** BEGIN Page excerpt **

Haas was a native of Pottsville, Pennsylvania, was among the first northern volunteer soldiers to reach Washington after the start of the Civil War, and had served throughout the war in the 96th Pennsylvania Infantry. He survived some of the war's deadliest battles including Gaines's Mill, South Mountain (where the 96th suffered terrible loss), Antietam, Chancellorsville, Gettysburg, and Spotsylvania, and by the time of his discharge in October 1864 he had risen to the rank of Captain, commanding Company G.
Captain Jacob Haas
Repeatedly Confused With John Wilkes Booth in the Days Following Lincoln's Assassination
Following his discharge from the army, Haas returned to Pottsville, but in early April, 1865, he, along with Colonel William Lessig, also of the 96th PA, traveled to western Pennsylvania hoping to strike it rich in the oil fields. Haas and Lessig were staying at a hotel in Lewisburg, when word of Lincoln's death spread throughout the country. Someone in town noticed Haas, and mistook him for Booth. A mob began forming around the hotel. Haas and Lessig, discovering that they were the targets of the mob's fury, barricaded themselves inside their room. It was a harrowing time for the two men. Fortunately for them, a native of Sunbury, perhaps a veteran of the 96th, was able to identify both Haas and Lessig with certainty.

** END Page excerpt **
** BEGIN Supplied entries **

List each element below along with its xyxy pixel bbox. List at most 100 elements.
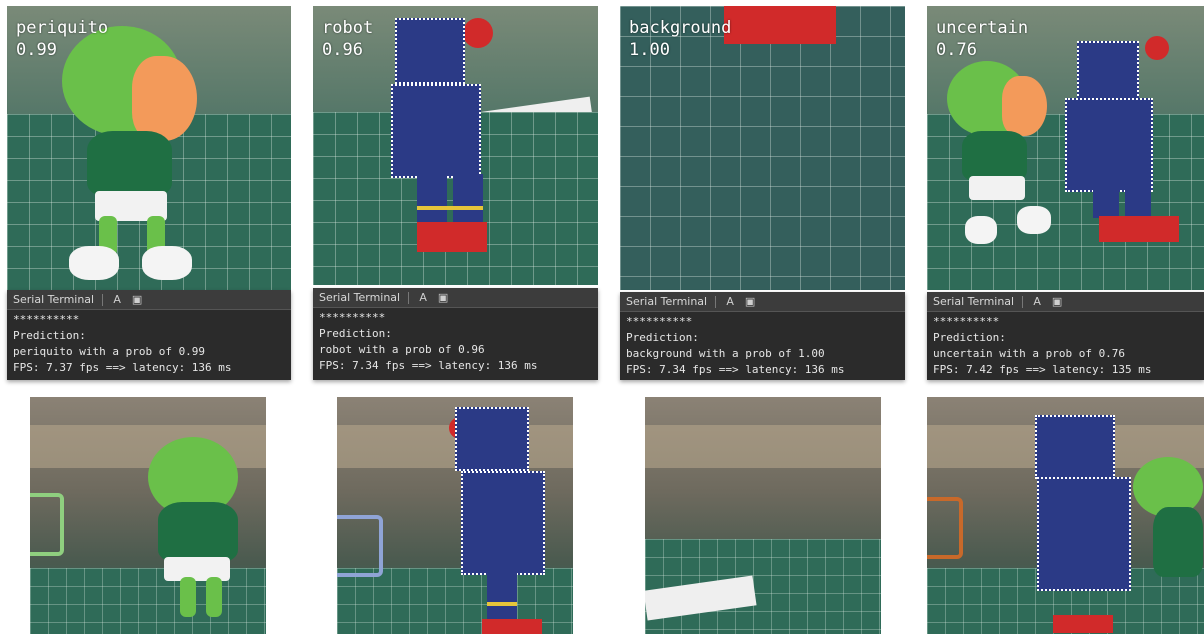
toolbar-divider	[1022, 295, 1024, 308]
save-icon[interactable]: ▣	[1051, 295, 1063, 308]
serial-terminal: Serial Terminal A ▣ ********** Predictio…	[7, 290, 291, 380]
panel-robot: robot 0.96 Serial Terminal A ▣ *********…	[313, 6, 598, 380]
parrot-figure-leg	[206, 577, 222, 617]
cutting-mat	[30, 567, 266, 634]
fps-line: FPS: 7.34 fps ==> latency: 136 ms	[626, 363, 845, 376]
parrot-figure-shoe	[965, 216, 997, 244]
robot-figure-body	[1065, 98, 1153, 192]
serial-terminal: Serial Terminal A ▣ ********** Predictio…	[620, 292, 905, 380]
class-probability: 1.00	[629, 40, 670, 60]
terminal-title: Serial Terminal	[933, 294, 1015, 308]
terminal-separator: **********	[933, 315, 1000, 328]
prediction-line: background with a prob of 1.00	[626, 347, 825, 360]
parrot-figure-shorts	[969, 176, 1025, 200]
terminal-title: Serial Terminal	[13, 292, 95, 306]
camera-frame-background: background 1.00	[620, 6, 905, 290]
setup-photo-periquito	[30, 397, 266, 634]
class-label: periquito	[16, 18, 109, 38]
text-size-icon[interactable]: A	[1031, 295, 1043, 308]
robot-figure-foot	[417, 222, 487, 252]
text-size-icon[interactable]: A	[417, 291, 429, 304]
robot-figure-stripe	[417, 206, 483, 210]
text-size-icon[interactable]: A	[724, 295, 736, 308]
terminal-output: ********** Prediction: uncertain with a …	[927, 312, 1204, 378]
save-icon[interactable]: ▣	[744, 295, 756, 308]
robot-figure-leg	[1125, 188, 1151, 218]
robot-figure-foot	[1053, 615, 1113, 633]
panel-periquito: periquito 0.99 Serial Terminal A ▣ *****…	[7, 6, 291, 380]
terminal-output: ********** Prediction: robot with a prob…	[313, 308, 598, 374]
prediction-line: robot with a prob of 0.96	[319, 343, 485, 356]
red-block	[724, 6, 836, 44]
camera-bounding-box	[30, 493, 64, 556]
camera-frame-robot: robot 0.96	[313, 6, 598, 285]
camera-bounding-box	[337, 515, 383, 577]
robot-figure-foot	[482, 619, 542, 634]
parrot-figure-shoe	[142, 246, 192, 280]
prediction-header: Prediction:	[319, 327, 392, 340]
terminal-header: Serial Terminal A ▣	[7, 290, 291, 310]
fps-line: FPS: 7.37 fps ==> latency: 136 ms	[13, 361, 232, 374]
panel-uncertain: uncertain 0.76 Serial Terminal A ▣ *****…	[927, 6, 1204, 380]
robot-figure-head	[1077, 41, 1139, 100]
class-probability: 0.99	[16, 40, 57, 60]
parrot-figure-beak	[1002, 76, 1047, 136]
prediction-line: periquito with a prob of 0.99	[13, 345, 206, 358]
parrot-figure-body	[87, 131, 172, 196]
serial-terminal: Serial Terminal A ▣ ********** Predictio…	[313, 288, 598, 380]
parrot-figure-shoe	[69, 246, 119, 280]
serial-terminal: Serial Terminal A ▣ ********** Predictio…	[927, 292, 1204, 380]
toolbar-divider	[408, 291, 410, 304]
camera-frame-periquito: periquito 0.99	[7, 6, 291, 290]
robot-figure-head	[1035, 415, 1115, 479]
toolbar-divider	[102, 293, 104, 306]
parrot-figure-shorts	[164, 557, 230, 581]
robot-figure-foot	[1099, 216, 1179, 242]
robot-figure-head	[455, 407, 529, 471]
parrot-figure-body	[962, 131, 1027, 181]
class-label: uncertain	[936, 18, 1029, 38]
class-label: background	[629, 18, 732, 38]
prediction-header: Prediction:	[626, 331, 699, 344]
robot-figure-body	[1037, 477, 1131, 591]
terminal-separator: **********	[13, 313, 80, 326]
terminal-output: ********** Prediction: periquito with a …	[7, 310, 291, 376]
robot-figure-leg	[1093, 188, 1119, 218]
robot-figure-leg	[487, 571, 517, 621]
robot-figure-body	[391, 84, 481, 178]
save-icon[interactable]: ▣	[131, 293, 143, 306]
robot-figure-stripe	[487, 602, 517, 606]
camera-frame-uncertain: uncertain 0.76	[927, 6, 1204, 290]
fps-line: FPS: 7.42 fps ==> latency: 135 ms	[933, 363, 1152, 376]
class-probability: 0.96	[322, 40, 363, 60]
parrot-figure-body	[158, 502, 238, 562]
setup-photo-background	[645, 397, 881, 634]
fps-line: FPS: 7.34 fps ==> latency: 136 ms	[319, 359, 538, 372]
parrot-figure-body	[1153, 507, 1203, 577]
setup-photo-robot	[337, 397, 573, 634]
toolbar-divider	[715, 295, 717, 308]
robot-figure-leg	[453, 174, 483, 224]
terminal-title: Serial Terminal	[626, 294, 708, 308]
robot-figure-antenna	[463, 18, 493, 48]
terminal-title: Serial Terminal	[319, 290, 401, 304]
text-size-icon[interactable]: A	[111, 293, 123, 306]
terminal-header: Serial Terminal A ▣	[313, 288, 598, 308]
terminal-separator: **********	[319, 311, 386, 324]
panel-background: background 1.00 Serial Terminal A ▣ ****…	[620, 6, 905, 380]
class-label: robot	[322, 18, 374, 38]
camera-bounding-box	[927, 497, 963, 559]
class-probability: 0.76	[936, 40, 977, 60]
robot-figure-antenna	[1145, 36, 1169, 60]
background-shelf	[645, 425, 881, 469]
terminal-separator: **********	[626, 315, 693, 328]
save-icon[interactable]: ▣	[437, 291, 449, 304]
terminal-header: Serial Terminal A ▣	[927, 292, 1204, 312]
parrot-figure-shoe	[1017, 206, 1051, 234]
prediction-line: uncertain with a prob of 0.76	[933, 347, 1126, 360]
robot-figure-body	[461, 471, 545, 575]
prediction-header: Prediction:	[13, 329, 86, 342]
parrot-figure-leg	[180, 577, 196, 617]
terminal-output: ********** Prediction: background with a…	[620, 312, 905, 378]
terminal-header: Serial Terminal A ▣	[620, 292, 905, 312]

** END Supplied entries **

Work to be completed
Reproduce the entire passage on Captain Jacob Haas word for word, from its first sentence to its last.

Response for this exercise
Haas was a native of Pottsville, Pennsylvania, was among the first northern volunteer soldiers to reach Washington after the start of the Civil War, and had served throughout the war in the 96th Pennsylvania Infantry. He survived some of the war's deadliest battles including Gaines's Mill, South Mountain (where the 96th suffered terrible loss), Antietam, Chancellorsville, Gettysburg, and Spotsylvania, and by the time of his discharge in October 1864 he had risen to the rank of Captain, commanding Company G.
Captain Jacob Haas
Repeatedly Confused With John Wilkes Booth in the Days Following Lincoln's Assassination
Following his discharge from the army, Haas returned to Pottsville, but in early April, 1865, he, along with Colonel William Lessig, also of the 96th PA, traveled to western Pennsylvania hoping to strike it rich in the oil fields. Haas and Lessig were staying at a hotel in Lewisburg, when word of Lincoln's death spread throughout the country. Someone in town noticed Haas, and mistook him for Booth. A mob began forming around the hotel. Haas and Lessig, discovering that they were the targets of the mob's fury, barricaded themselves inside their room. It was a harrowing time for the two men. Fortunately for them, a native of Sunbury, perhaps a veteran of the 96th, was able to identify both Haas and Lessig with certainty.